* [Stated goal]
Find how many lines in the material contain "Recovery"; your answer should be that number alone.

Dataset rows
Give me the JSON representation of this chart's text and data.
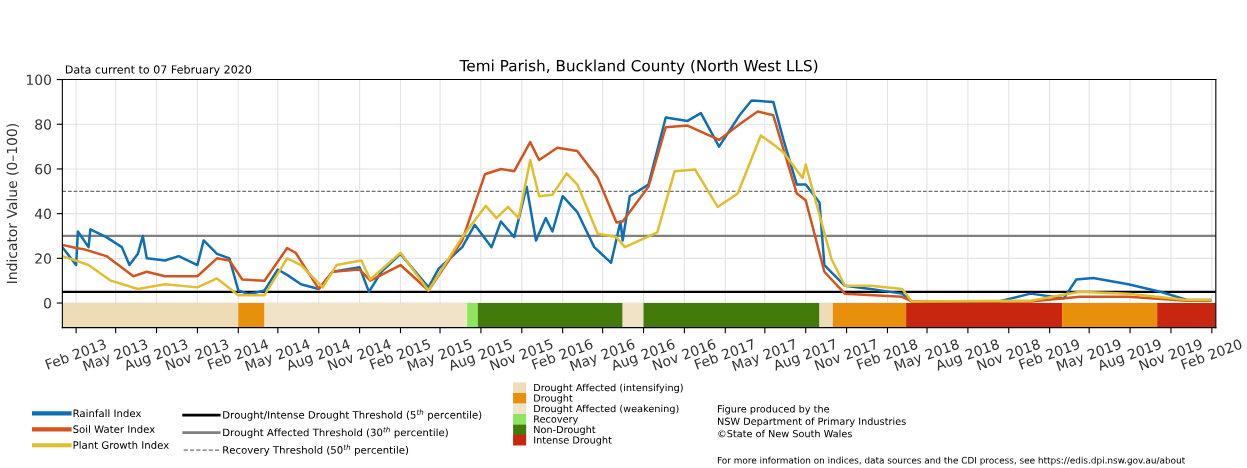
{
  "chart_data": {
    "type": "line",
    "title": "Temi Parish, Buckland County (North West LLS)",
    "ylabel": "Indicator Value (0–100)",
    "annotations": [
      "Data current to 07 February 2020",
      "Figure produced by the\nNSW Department of Primary Industries\n©State of New South Wales",
      "For more information on indices, data sources and the CDI process, see https://edis.dpi.nsw.gov.au/about"
    ],
    "series": [
      {
        "name": "Rainfall Index",
        "color": "#0e6fb5",
        "x": [
          "2013-01-01",
          "2013-02-01",
          "2013-02-05",
          "2013-03-01",
          "2013-03-05",
          "2013-04-10",
          "2013-05-15",
          "2013-06-01",
          "2013-06-20",
          "2013-07-01",
          "2013-07-10",
          "2013-08-20",
          "2013-09-20",
          "2013-11-01",
          "2013-11-15",
          "2013-12-15",
          "2014-01-12",
          "2014-02-01",
          "2014-02-25",
          "2014-04-01",
          "2014-05-01",
          "2014-05-22",
          "2014-06-22",
          "2014-08-01",
          "2014-09-01",
          "2014-11-01",
          "2014-11-22",
          "2014-12-20",
          "2015-02-01",
          "2015-04-05",
          "2015-04-28",
          "2015-06-20",
          "2015-07-18",
          "2015-08-25",
          "2015-09-15",
          "2015-10-15",
          "2015-11-12",
          "2015-12-03",
          "2015-12-25",
          "2016-01-09",
          "2016-02-01",
          "2016-03-05",
          "2016-04-12",
          "2016-05-20",
          "2016-06-10",
          "2016-06-15",
          "2016-07-01",
          "2016-08-12",
          "2016-09-20",
          "2016-11-08",
          "2016-12-08",
          "2017-01-18",
          "2017-03-05",
          "2017-04-01",
          "2017-05-20",
          "2017-06-12",
          "2017-07-12",
          "2017-08-01",
          "2017-09-01",
          "2017-09-12",
          "2017-10-28",
          "2017-12-25",
          "2018-03-06",
          "2018-03-28",
          "2018-10-10",
          "2018-12-20",
          "2019-03-05",
          "2019-04-02",
          "2019-05-10",
          "2019-07-28",
          "2019-10-10",
          "2019-12-07",
          "2020-01-28"
        ],
        "values": [
          25,
          17,
          32,
          25,
          33,
          29.5,
          25,
          17,
          22,
          30,
          20,
          19,
          21,
          17,
          28,
          22,
          20,
          5.6,
          4,
          5.6,
          15,
          12.6,
          8.4,
          6.3,
          14,
          16,
          5,
          14,
          22,
          7,
          15.4,
          25,
          35,
          25,
          36.5,
          29.5,
          52,
          28,
          38,
          32,
          47.8,
          40.7,
          25,
          18,
          36.5,
          28,
          47.8,
          53,
          83,
          81.5,
          85,
          70,
          84,
          90.6,
          90,
          73,
          53,
          53,
          45,
          17,
          7.7,
          6.3,
          4.2,
          0.7,
          0.7,
          4.2,
          2.1,
          10.5,
          11.2,
          8.4,
          4.9,
          1.4,
          1.4
        ]
      },
      {
        "name": "Soil Water Index",
        "color": "#d4541e",
        "x": [
          "2013-01-01",
          "2013-02-01",
          "2013-02-20",
          "2013-04-10",
          "2013-06-10",
          "2013-07-10",
          "2013-08-20",
          "2013-11-01",
          "2013-12-15",
          "2014-01-12",
          "2014-02-10",
          "2014-04-01",
          "2014-05-22",
          "2014-06-10",
          "2014-08-01",
          "2014-09-01",
          "2014-11-01",
          "2014-11-25",
          "2015-02-01",
          "2015-04-05",
          "2015-06-20",
          "2015-08-10",
          "2015-09-15",
          "2015-10-15",
          "2015-11-20",
          "2015-12-10",
          "2016-01-20",
          "2016-03-05",
          "2016-04-20",
          "2016-06-01",
          "2016-06-15",
          "2016-08-12",
          "2016-09-20",
          "2016-11-08",
          "2017-01-18",
          "2017-03-05",
          "2017-04-15",
          "2017-05-20",
          "2017-07-12",
          "2017-08-01",
          "2017-09-12",
          "2017-10-28",
          "2018-03-06",
          "2018-03-28",
          "2018-12-20",
          "2019-04-10",
          "2019-07-28",
          "2019-12-07",
          "2020-01-28"
        ],
        "values": [
          26,
          24.6,
          24,
          21,
          12,
          14,
          12,
          12,
          20,
          19,
          10.5,
          10,
          24.6,
          22.5,
          6.3,
          14,
          15,
          10,
          17,
          5.6,
          28,
          57.6,
          60,
          59,
          72,
          64,
          69.5,
          68,
          56,
          36,
          36.5,
          52,
          78.7,
          79.4,
          73,
          80,
          85.7,
          84,
          49,
          46,
          14,
          4.2,
          2.8,
          0.7,
          0.7,
          2.8,
          2.8,
          1,
          1
        ]
      },
      {
        "name": "Plant Growth Index",
        "color": "#e2bd2c",
        "x": [
          "2013-01-01",
          "2013-03-01",
          "2013-04-20",
          "2013-06-20",
          "2013-08-20",
          "2013-11-01",
          "2013-12-15",
          "2014-02-01",
          "2014-02-25",
          "2014-04-01",
          "2014-05-22",
          "2014-06-22",
          "2014-08-10",
          "2014-09-10",
          "2014-11-05",
          "2014-11-25",
          "2015-02-01",
          "2015-04-05",
          "2015-06-20",
          "2015-08-12",
          "2015-09-05",
          "2015-10-01",
          "2015-10-25",
          "2015-11-20",
          "2015-12-10",
          "2016-01-09",
          "2016-02-10",
          "2016-03-05",
          "2016-04-20",
          "2016-06-01",
          "2016-06-20",
          "2016-09-01",
          "2016-10-10",
          "2016-11-25",
          "2017-01-15",
          "2017-03-01",
          "2017-04-22",
          "2017-05-20",
          "2017-06-12",
          "2017-07-25",
          "2017-08-01",
          "2017-09-28",
          "2017-10-28",
          "2017-12-25",
          "2018-03-06",
          "2018-03-28",
          "2018-12-20",
          "2019-04-10",
          "2019-07-28",
          "2019-12-07",
          "2020-01-28"
        ],
        "values": [
          21,
          17,
          10,
          6.3,
          8.4,
          7,
          11,
          3.5,
          3.5,
          3.5,
          20,
          17,
          7,
          17,
          19,
          10.5,
          22.5,
          5.6,
          29.5,
          43.5,
          38,
          43,
          38,
          64,
          47.8,
          48.5,
          58,
          53,
          31,
          29.5,
          25,
          31.6,
          59,
          59.7,
          43,
          49,
          75,
          71,
          67.4,
          56,
          62,
          19.7,
          7.7,
          7.7,
          6.3,
          0.7,
          1,
          5,
          4.2,
          1.4,
          1.4
        ]
      }
    ],
    "ylim": [
      -11,
      100
    ],
    "yticks": [
      0,
      20,
      40,
      60,
      80,
      100
    ],
    "xlim": [
      "2013-01-01",
      "2020-02-10"
    ],
    "xticks": [
      {
        "value": "2013-02-01",
        "label": "Feb 2013"
      },
      {
        "value": "2013-05-01",
        "label": "May 2013"
      },
      {
        "value": "2013-08-01",
        "label": "Aug 2013"
      },
      {
        "value": "2013-11-01",
        "label": "Nov 2013"
      },
      {
        "value": "2014-02-01",
        "label": "Feb 2014"
      },
      {
        "value": "2014-05-01",
        "label": "May 2014"
      },
      {
        "value": "2014-08-01",
        "label": "Aug 2014"
      },
      {
        "value": "2014-11-01",
        "label": "Nov 2014"
      },
      {
        "value": "2015-02-01",
        "label": "Feb 2015"
      },
      {
        "value": "2015-05-01",
        "label": "May 2015"
      },
      {
        "value": "2015-08-01",
        "label": "Aug 2015"
      },
      {
        "value": "2015-11-01",
        "label": "Nov 2015"
      },
      {
        "value": "2016-02-01",
        "label": "Feb 2016"
      },
      {
        "value": "2016-05-01",
        "label": "May 2016"
      },
      {
        "value": "2016-08-01",
        "label": "Aug 2016"
      },
      {
        "value": "2016-11-01",
        "label": "Nov 2016"
      },
      {
        "value": "2017-02-01",
        "label": "Feb 2017"
      },
      {
        "value": "2017-05-01",
        "label": "May 2017"
      },
      {
        "value": "2017-08-01",
        "label": "Aug 2017"
      },
      {
        "value": "2017-11-01",
        "label": "Nov 2017"
      },
      {
        "value": "2018-02-01",
        "label": "Feb 2018"
      },
      {
        "value": "2018-05-01",
        "label": "May 2018"
      },
      {
        "value": "2018-08-01",
        "label": "Aug 2018"
      },
      {
        "value": "2018-11-01",
        "label": "Nov 2018"
      },
      {
        "value": "2019-02-01",
        "label": "Feb 2019"
      },
      {
        "value": "2019-05-01",
        "label": "May 2019"
      },
      {
        "value": "2019-08-01",
        "label": "Aug 2019"
      },
      {
        "value": "2019-11-01",
        "label": "Nov 2019"
      },
      {
        "value": "2020-02-01",
        "label": "Feb 2020"
      }
    ],
    "ref_lines": [
      {
        "axis": "y",
        "value": 5,
        "label": "Drought/Intense Drought Threshold (5$^{th}$ percentile)",
        "color": "#000000",
        "line_style": "solid"
      },
      {
        "axis": "y",
        "value": 30,
        "label": "Drought Affected Threshold (30$^{th}$ percentile)",
        "color": "#808080",
        "line_style": "solid"
      },
      {
        "axis": "y",
        "value": 50,
        "label": "Recovery Threshold (50$^{th}$ percentile)",
        "color": "#707070",
        "line_style": "dashed"
      }
    ],
    "bands": [
      {
        "axis": "x",
        "from": "2013-01-01",
        "to": "2014-02-01",
        "label": "Drought Affected (intensifying)",
        "color": "#eddcb5"
      },
      {
        "axis": "x",
        "from": "2014-02-01",
        "to": "2014-04-01",
        "label": "Drought",
        "color": "#e8900c"
      },
      {
        "axis": "x",
        "from": "2014-04-01",
        "to": "2015-07-01",
        "label": "Drought Affected (weakening)",
        "color": "#f1e3c8"
      },
      {
        "axis": "x",
        "from": "2015-07-01",
        "to": "2015-07-25",
        "label": "Recovery",
        "color": "#8fe45e"
      },
      {
        "axis": "x",
        "from": "2015-07-25",
        "to": "2016-06-15",
        "label": "Non-Drought",
        "color": "#437a0c"
      },
      {
        "axis": "x",
        "from": "2016-06-15",
        "to": "2016-08-01",
        "color": "#f1e3c8"
      },
      {
        "axis": "x",
        "from": "2016-08-01",
        "to": "2017-09-01",
        "color": "#437a0c"
      },
      {
        "axis": "x",
        "from": "2017-09-01",
        "to": "2017-10-01",
        "color": "#eddcb5"
      },
      {
        "axis": "x",
        "from": "2017-10-01",
        "to": "2018-03-15",
        "color": "#e8900c"
      },
      {
        "axis": "x",
        "from": "2018-03-15",
        "to": "2019-03-01",
        "label": "Intense Drought",
        "color": "#c8260e"
      },
      {
        "axis": "x",
        "from": "2019-03-01",
        "to": "2019-10-01",
        "color": "#e8900c"
      },
      {
        "axis": "x",
        "from": "2019-10-01",
        "to": "2020-02-10",
        "color": "#c8260e"
      }
    ],
    "grid": true,
    "legend": "bottom",
    "line_style": "solid",
    "marker": "none"
  }
}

* [The output]
2